[Written task]
Find the lines that hold the word "использования" and return them.

◆ ◆ ◆ ◆ ◆

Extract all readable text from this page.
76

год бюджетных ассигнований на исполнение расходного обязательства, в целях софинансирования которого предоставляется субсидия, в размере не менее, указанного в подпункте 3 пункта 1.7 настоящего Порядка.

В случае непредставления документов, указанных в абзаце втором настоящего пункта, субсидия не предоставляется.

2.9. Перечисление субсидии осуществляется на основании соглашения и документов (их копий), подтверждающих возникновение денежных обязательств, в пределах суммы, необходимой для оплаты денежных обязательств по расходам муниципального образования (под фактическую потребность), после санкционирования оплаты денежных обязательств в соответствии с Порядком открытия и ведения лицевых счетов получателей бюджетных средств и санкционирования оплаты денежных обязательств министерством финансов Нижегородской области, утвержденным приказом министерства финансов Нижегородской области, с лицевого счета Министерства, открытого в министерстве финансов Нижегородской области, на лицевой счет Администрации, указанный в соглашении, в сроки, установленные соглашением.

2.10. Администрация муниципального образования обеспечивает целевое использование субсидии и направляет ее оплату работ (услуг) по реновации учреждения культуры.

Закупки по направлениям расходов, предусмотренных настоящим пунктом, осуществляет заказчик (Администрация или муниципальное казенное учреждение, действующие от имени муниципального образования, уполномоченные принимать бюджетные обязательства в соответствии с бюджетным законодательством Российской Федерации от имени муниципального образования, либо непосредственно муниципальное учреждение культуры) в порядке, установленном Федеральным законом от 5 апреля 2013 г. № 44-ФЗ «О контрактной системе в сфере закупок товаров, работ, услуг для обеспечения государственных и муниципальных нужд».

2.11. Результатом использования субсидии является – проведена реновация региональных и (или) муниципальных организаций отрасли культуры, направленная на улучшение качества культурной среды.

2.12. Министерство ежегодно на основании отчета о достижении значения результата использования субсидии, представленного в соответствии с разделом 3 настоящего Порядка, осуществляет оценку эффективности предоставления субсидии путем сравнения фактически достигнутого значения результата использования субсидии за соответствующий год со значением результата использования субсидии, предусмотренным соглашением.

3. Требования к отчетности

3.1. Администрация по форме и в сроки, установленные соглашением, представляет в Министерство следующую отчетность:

◆ ◆ ◆ ◆ ◆

[Answer to the exercise]
2.11. Результатом использования субсидии является – проведена реновация региональных и (или) муниципальных организаций отрасли культуры, направленная на улучшение качества культурной среды.
2.12. Министерство ежегодно на основании отчета о достижении значения результата использования субсидии, представленного в соответствии с разделом 3 настоящего Порядка, осуществляет оценку эффективности предоставления субсидии путем сравнения фактически достигнутого значения результата использования субсидии за соответствующий год со значением результата использования субсидии, предусмотренным соглашением.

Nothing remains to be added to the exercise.